== Short task ==
Repeat the listing exactly as given, omitting every image.

== Provided data ==
■ ■ ■ ■ ■ ■ ■

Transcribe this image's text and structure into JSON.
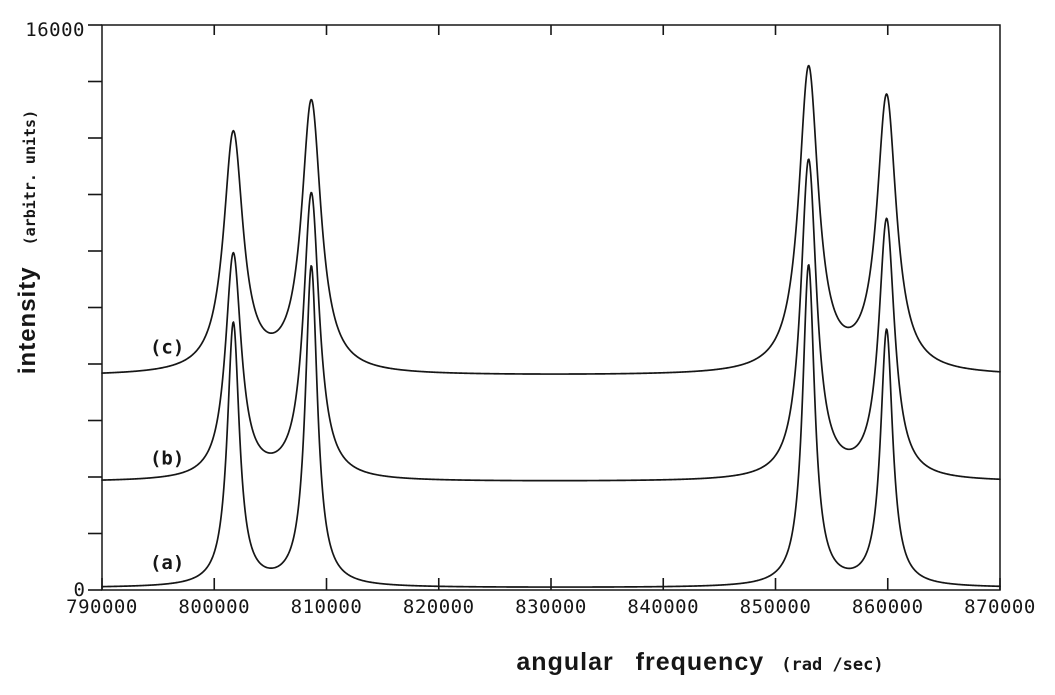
{
  "figure": {
    "background": "#ffffff",
    "ink_color": "#161616"
  },
  "chart_data": {
    "type": "line",
    "title": "",
    "xlabel": "angular frequency",
    "xlabel_unit": "(rad /sec)",
    "ylabel": "intensity",
    "ylabel_unit": "(arbitr. units)",
    "xlim": [
      790000,
      870000
    ],
    "ylim": [
      0,
      16000
    ],
    "x_ticks": [
      790000,
      800000,
      810000,
      820000,
      830000,
      840000,
      850000,
      860000,
      870000
    ],
    "y_tick_labels": {
      "top": "16000",
      "bottom": "0"
    },
    "y_minor_tick_step": 1600,
    "grid": false,
    "legend_position": "inline-curve-labels",
    "curve_description": "Three vertically offset spectra, each a sum of four Lorentzian peaks (two doublet pairs, inner lines taller than outer)",
    "series": [
      {
        "label": "(a)",
        "label_anchor": {
          "x": 795800,
          "y": 800
        },
        "baseline_offset": 60,
        "hwhm": 650,
        "peaks": [
          {
            "center": 801700,
            "amplitude": 7450
          },
          {
            "center": 808650,
            "amplitude": 9060
          },
          {
            "center": 852950,
            "amplitude": 9090
          },
          {
            "center": 859900,
            "amplitude": 7250
          }
        ]
      },
      {
        "label": "(b)",
        "label_anchor": {
          "x": 795800,
          "y": 3750
        },
        "baseline_offset": 3060,
        "hwhm": 850,
        "peaks": [
          {
            "center": 801700,
            "amplitude": 6370
          },
          {
            "center": 808650,
            "amplitude": 8100
          },
          {
            "center": 852950,
            "amplitude": 9030
          },
          {
            "center": 859900,
            "amplitude": 7330
          }
        ]
      },
      {
        "label": "(c)",
        "label_anchor": {
          "x": 795800,
          "y": 6900
        },
        "baseline_offset": 6060,
        "hwhm": 1050,
        "peaks": [
          {
            "center": 801700,
            "amplitude": 6770
          },
          {
            "center": 808650,
            "amplitude": 7670
          },
          {
            "center": 852950,
            "amplitude": 8610
          },
          {
            "center": 859900,
            "amplitude": 7790
          }
        ]
      }
    ]
  }
}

■ ■ ■ ■ ■ ■ ■

== Reply to the task ==
Transcribe this image's text and structure into JSON.
{
  "figure": {
    "background": "#ffffff",
    "ink_color": "#161616"
  },
  "chart_data": {
    "type": "line",
    "title": "",
    "xlabel": "angular frequency",
    "xlabel_unit": "(rad /sec)",
    "ylabel": "intensity",
    "ylabel_unit": "(arbitr. units)",
    "xlim": [
      790000,
      870000
    ],
    "ylim": [
      0,
      16000
    ],
    "x_ticks": [
      790000,
      800000,
      810000,
      820000,
      830000,
      840000,
      850000,
      860000,
      870000
    ],
    "y_tick_labels": {
      "top": "16000",
      "bottom": "0"
    },
    "y_minor_tick_step": 1600,
    "grid": false,
    "legend_position": "inline-curve-labels",
    "curve_description": "Three vertically offset spectra, each a sum of four Lorentzian peaks (two doublet pairs, inner lines taller than outer)",
    "series": [
      {
        "label": "(a)",
        "label_anchor": {
          "x": 795800,
          "y": 800
        },
        "baseline_offset": 60,
        "hwhm": 650,
        "peaks": [
          {
            "center": 801700,
            "amplitude": 7450
          },
          {
            "center": 808650,
            "amplitude": 9060
          },
          {
            "center": 852950,
            "amplitude": 9090
          },
          {
            "center": 859900,
            "amplitude": 7250
          }
        ]
      },
      {
        "label": "(b)",
        "label_anchor": {
          "x": 795800,
          "y": 3750
        },
        "baseline_offset": 3060,
        "hwhm": 850,
        "peaks": [
          {
            "center": 801700,
            "amplitude": 6370
          },
          {
            "center": 808650,
            "amplitude": 8100
          },
          {
            "center": 852950,
            "amplitude": 9030
          },
          {
            "center": 859900,
            "amplitude": 7330
          }
        ]
      },
      {
        "label": "(c)",
        "label_anchor": {
          "x": 795800,
          "y": 6900
        },
        "baseline_offset": 6060,
        "hwhm": 1050,
        "peaks": [
          {
            "center": 801700,
            "amplitude": 6770
          },
          {
            "center": 808650,
            "amplitude": 7670
          },
          {
            "center": 852950,
            "amplitude": 8610
          },
          {
            "center": 859900,
            "amplitude": 7790
          }
        ]
      }
    ]
  }
}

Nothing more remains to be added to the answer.